- STATED PROBLEM
Copy each line exactly.

- SUPPLIED RECORDS

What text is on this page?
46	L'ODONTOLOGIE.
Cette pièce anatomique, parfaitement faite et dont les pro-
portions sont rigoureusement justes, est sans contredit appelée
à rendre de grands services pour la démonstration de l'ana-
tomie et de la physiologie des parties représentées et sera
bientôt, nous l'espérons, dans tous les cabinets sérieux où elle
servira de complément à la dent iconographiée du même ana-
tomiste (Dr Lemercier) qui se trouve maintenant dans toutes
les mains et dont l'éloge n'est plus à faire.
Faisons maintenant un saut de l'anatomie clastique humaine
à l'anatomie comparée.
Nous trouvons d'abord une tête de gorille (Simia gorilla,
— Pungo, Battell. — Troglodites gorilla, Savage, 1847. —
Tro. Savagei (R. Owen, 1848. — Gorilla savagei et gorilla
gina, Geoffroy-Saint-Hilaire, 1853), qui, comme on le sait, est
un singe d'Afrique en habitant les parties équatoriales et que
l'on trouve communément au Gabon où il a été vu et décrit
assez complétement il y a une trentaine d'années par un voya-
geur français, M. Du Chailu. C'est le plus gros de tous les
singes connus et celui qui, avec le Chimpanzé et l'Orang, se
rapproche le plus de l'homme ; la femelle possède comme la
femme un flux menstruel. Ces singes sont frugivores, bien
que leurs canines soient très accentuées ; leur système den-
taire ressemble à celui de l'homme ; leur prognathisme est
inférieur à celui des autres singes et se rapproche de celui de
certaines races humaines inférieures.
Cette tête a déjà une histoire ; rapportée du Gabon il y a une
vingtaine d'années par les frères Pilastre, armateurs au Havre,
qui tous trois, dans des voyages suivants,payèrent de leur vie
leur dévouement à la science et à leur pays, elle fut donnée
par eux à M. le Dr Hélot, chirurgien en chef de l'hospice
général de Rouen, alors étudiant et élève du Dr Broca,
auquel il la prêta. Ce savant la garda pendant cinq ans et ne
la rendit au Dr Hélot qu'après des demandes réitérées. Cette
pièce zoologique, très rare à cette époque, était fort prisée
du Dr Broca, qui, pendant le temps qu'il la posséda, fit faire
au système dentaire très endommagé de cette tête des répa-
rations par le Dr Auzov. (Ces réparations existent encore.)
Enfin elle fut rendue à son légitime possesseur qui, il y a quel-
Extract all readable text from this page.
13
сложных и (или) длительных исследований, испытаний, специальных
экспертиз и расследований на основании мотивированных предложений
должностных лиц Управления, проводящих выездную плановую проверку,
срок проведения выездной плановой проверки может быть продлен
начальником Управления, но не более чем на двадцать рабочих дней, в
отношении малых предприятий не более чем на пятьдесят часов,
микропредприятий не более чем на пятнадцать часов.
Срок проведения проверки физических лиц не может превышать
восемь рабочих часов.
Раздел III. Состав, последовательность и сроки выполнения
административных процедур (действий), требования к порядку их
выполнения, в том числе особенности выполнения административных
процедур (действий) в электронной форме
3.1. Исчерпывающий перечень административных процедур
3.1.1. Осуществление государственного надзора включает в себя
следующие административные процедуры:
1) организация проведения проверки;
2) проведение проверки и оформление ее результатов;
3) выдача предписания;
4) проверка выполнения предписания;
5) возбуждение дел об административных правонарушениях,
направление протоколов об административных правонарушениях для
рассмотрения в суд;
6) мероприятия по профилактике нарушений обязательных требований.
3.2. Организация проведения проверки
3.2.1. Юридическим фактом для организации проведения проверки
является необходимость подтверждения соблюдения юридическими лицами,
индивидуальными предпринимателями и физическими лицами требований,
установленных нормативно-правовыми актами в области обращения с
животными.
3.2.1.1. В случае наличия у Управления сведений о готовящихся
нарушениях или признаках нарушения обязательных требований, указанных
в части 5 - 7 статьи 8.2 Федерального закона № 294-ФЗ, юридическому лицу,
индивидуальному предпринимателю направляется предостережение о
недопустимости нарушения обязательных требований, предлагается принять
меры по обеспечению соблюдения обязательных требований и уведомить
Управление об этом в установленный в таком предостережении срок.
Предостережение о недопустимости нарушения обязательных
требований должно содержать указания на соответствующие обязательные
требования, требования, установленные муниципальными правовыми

- WRITTEN RESPONSE
What text is on this page?
46	L'ODONTOLOGIE.
Cette pièce anatomique, parfaitement faite et dont les pro-
portions sont rigoureusement justes, est sans contredit appelée
à rendre de grands services pour la démonstration de l'ana-
tomie et de la physiologie des parties représentées et sera
bientôt, nous l'espérons, dans tous les cabinets sérieux où elle
servira de complément à la dent iconographiée du même ana-
tomiste (Dr Lemercier) qui se trouve maintenant dans toutes
les mains et dont l'éloge n'est plus à faire.
Faisons maintenant un saut de l'anatomie clastique humaine
à l'anatomie comparée.
Nous trouvons d'abord une tête de gorille (Simia gorilla,
— Pungo, Battell. — Troglodites gorilla, Savage, 1847. —
Tro. Savagei (R. Owen, 1848. — Gorilla savagei et gorilla
gina, Geoffroy-Saint-Hilaire, 1853), qui, comme on le sait, est
un singe d'Afrique en habitant les parties équatoriales et que
l'on trouve communément au Gabon où il a été vu et décrit
assez complétement il y a une trentaine d'années par un voya-
geur français, M. Du Chailu. C'est le plus gros de tous les
singes connus et celui qui, avec le Chimpanzé et l'Orang, se
rapproche le plus de l'homme ; la femelle possède comme la
femme un flux menstruel. Ces singes sont frugivores, bien
que leurs canines soient très accentuées ; leur système den-
taire ressemble à celui de l'homme ; leur prognathisme est
inférieur à celui des autres singes et se rapproche de celui de
certaines races humaines inférieures.
Cette tête a déjà une histoire ; rapportée du Gabon il y a une
vingtaine d'années par les frères Pilastre, armateurs au Havre,
qui tous trois, dans des voyages suivants,payèrent de leur vie
leur dévouement à la science et à leur pays, elle fut donnée
par eux à M. le Dr Hélot, chirurgien en chef de l'hospice
général de Rouen, alors étudiant et élève du Dr Broca,
auquel il la prêta. Ce savant la garda pendant cinq ans et ne
la rendit au Dr Hélot qu'après des demandes réitérées. Cette
pièce zoologique, très rare à cette époque, était fort prisée
du Dr Broca, qui, pendant le temps qu'il la posséda, fit faire
au système dentaire très endommagé de cette tête des répa-
rations par le Dr Auzov. (Ces réparations existent encore.)
Enfin elle fut rendue à son légitime possesseur qui, il y a quel-
Extract all readable text from this page.
13
сложных и (или) длительных исследований, испытаний, специальных
экспертиз и расследований на основании мотивированных предложений
должностных лиц Управления, проводящих выездную плановую проверку,
срок проведения выездной плановой проверки может быть продлен
начальником Управления, но не более чем на двадцать рабочих дней, в
отношении малых предприятий не более чем на пятьдесят часов,
микропредприятий не более чем на пятнадцать часов.
Срок проведения проверки физических лиц не может превышать
восемь рабочих часов.
Раздел III. Состав, последовательность и сроки выполнения
административных процедур (действий), требования к порядку их
выполнения, в том числе особенности выполнения административных
процедур (действий) в электронной форме
3.1. Исчерпывающий перечень административных процедур
3.1.1. Осуществление государственного надзора включает в себя
следующие административные процедуры:
1) организация проведения проверки;
2) проведение проверки и оформление ее результатов;
3) выдача предписания;
4) проверка выполнения предписания;
5) возбуждение дел об административных правонарушениях,
направление протоколов об административных правонарушениях для
рассмотрения в суд;
6) мероприятия по профилактике нарушений обязательных требований.
3.2. Организация проведения проверки
3.2.1. Юридическим фактом для организации проведения проверки
является необходимость подтверждения соблюдения юридическими лицами,
индивидуальными предпринимателями и физическими лицами требований,
установленных нормативно-правовыми актами в области обращения с
животными.
3.2.1.1. В случае наличия у Управления сведений о готовящихся
нарушениях или признаках нарушения обязательных требований, указанных
в части 5 - 7 статьи 8.2 Федерального закона № 294-ФЗ, юридическому лицу,
индивидуальному предпринимателю направляется предостережение о
недопустимости нарушения обязательных требований, предлагается принять
меры по обеспечению соблюдения обязательных требований и уведомить
Управление об этом в установленный в таком предостережении срок.
Предостережение о недопустимости нарушения обязательных
требований должно содержать указания на соответствующие обязательные
требования, требования, установленные муниципальными правовыми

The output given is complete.